(Element location data)
— begin —

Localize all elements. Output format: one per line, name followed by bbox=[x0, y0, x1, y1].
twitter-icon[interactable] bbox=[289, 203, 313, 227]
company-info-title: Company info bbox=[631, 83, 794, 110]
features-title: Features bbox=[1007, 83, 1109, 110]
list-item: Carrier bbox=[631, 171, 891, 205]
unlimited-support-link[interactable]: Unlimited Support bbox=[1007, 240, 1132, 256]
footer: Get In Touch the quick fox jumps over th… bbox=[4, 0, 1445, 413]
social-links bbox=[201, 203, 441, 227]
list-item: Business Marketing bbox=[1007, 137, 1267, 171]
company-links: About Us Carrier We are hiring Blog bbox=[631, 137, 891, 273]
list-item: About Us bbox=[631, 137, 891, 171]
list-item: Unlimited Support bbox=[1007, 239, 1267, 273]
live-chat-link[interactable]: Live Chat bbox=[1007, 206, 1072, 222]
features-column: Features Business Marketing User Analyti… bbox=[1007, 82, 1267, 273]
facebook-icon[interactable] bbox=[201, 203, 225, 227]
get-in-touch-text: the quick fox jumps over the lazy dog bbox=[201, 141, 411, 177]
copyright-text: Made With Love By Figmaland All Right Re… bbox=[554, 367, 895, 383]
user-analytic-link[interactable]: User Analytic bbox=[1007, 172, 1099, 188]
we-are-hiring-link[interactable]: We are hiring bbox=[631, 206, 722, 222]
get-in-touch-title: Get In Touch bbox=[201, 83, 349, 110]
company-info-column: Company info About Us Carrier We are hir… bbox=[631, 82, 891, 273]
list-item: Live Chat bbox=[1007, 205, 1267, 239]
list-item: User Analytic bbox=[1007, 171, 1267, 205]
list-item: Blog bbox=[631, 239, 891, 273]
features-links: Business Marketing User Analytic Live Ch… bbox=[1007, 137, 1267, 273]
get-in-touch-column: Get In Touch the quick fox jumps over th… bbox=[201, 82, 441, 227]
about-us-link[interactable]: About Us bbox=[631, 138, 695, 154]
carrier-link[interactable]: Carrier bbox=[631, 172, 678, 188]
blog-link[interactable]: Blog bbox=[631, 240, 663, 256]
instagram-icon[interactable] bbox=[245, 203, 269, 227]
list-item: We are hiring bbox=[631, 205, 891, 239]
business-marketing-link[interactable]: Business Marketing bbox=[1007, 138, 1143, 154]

— end —

## Your objective
Output the lines above as a JSON list of strings, one string per line, leaving out any blank lines.

## Solution to the problem
[
  "Localize all elements. Output format: one per line, name followed by bbox=[x0, y0, x1, y1].",
  "twitter-icon[interactable] bbox=[289, 203, 313, 227]",
  "company-info-title: Company info bbox=[631, 83, 794, 110]",
  "features-title: Features bbox=[1007, 83, 1109, 110]",
  "list-item: Carrier bbox=[631, 171, 891, 205]",
  "unlimited-support-link[interactable]: Unlimited Support bbox=[1007, 240, 1132, 256]",
  "footer: Get In Touch the quick fox jumps over th… bbox=[4, 0, 1445, 413]",
  "social-links bbox=[201, 203, 441, 227]",
  "list-item: Business Marketing bbox=[1007, 137, 1267, 171]",
  "company-links: About Us Carrier We are hiring Blog bbox=[631, 137, 891, 273]",
  "list-item: About Us bbox=[631, 137, 891, 171]",
  "list-item: Unlimited Support bbox=[1007, 239, 1267, 273]",
  "live-chat-link[interactable]: Live Chat bbox=[1007, 206, 1072, 222]",
  "features-column: Features Business Marketing User Analyti… bbox=[1007, 82, 1267, 273]",
  "facebook-icon[interactable] bbox=[201, 203, 225, 227]",
  "get-in-touch-text: the quick fox jumps over the lazy dog bbox=[201, 141, 411, 177]",
  "copyright-text: Made With Love By Figmaland All Right Re… bbox=[554, 367, 895, 383]",
  "user-analytic-link[interactable]: User Analytic bbox=[1007, 172, 1099, 188]",
  "we-are-hiring-link[interactable]: We are hiring bbox=[631, 206, 722, 222]",
  "get-in-touch-title: Get In Touch bbox=[201, 83, 349, 110]",
  "company-info-column: Company info About Us Carrier We are hir… bbox=[631, 82, 891, 273]",
  "list-item: Live Chat bbox=[1007, 205, 1267, 239]",
  "list-item: User Analytic bbox=[1007, 171, 1267, 205]",
  "list-item: Blog bbox=[631, 239, 891, 273]",
  "features-links: Business Marketing User Analytic Live Ch… bbox=[1007, 137, 1267, 273]",
  "get-in-touch-column: Get In Touch the quick fox jumps over th… bbox=[201, 82, 441, 227]",
  "about-us-link[interactable]: About Us bbox=[631, 138, 695, 154]",
  "carrier-link[interactable]: Carrier bbox=[631, 172, 678, 188]",
  "blog-link[interactable]: Blog bbox=[631, 240, 663, 256]",
  "instagram-icon[interactable] bbox=[245, 203, 269, 227]",
  "list-item: We are hiring bbox=[631, 205, 891, 239]",
  "business-marketing-link[interactable]: Business Marketing bbox=[1007, 138, 1143, 154]"
]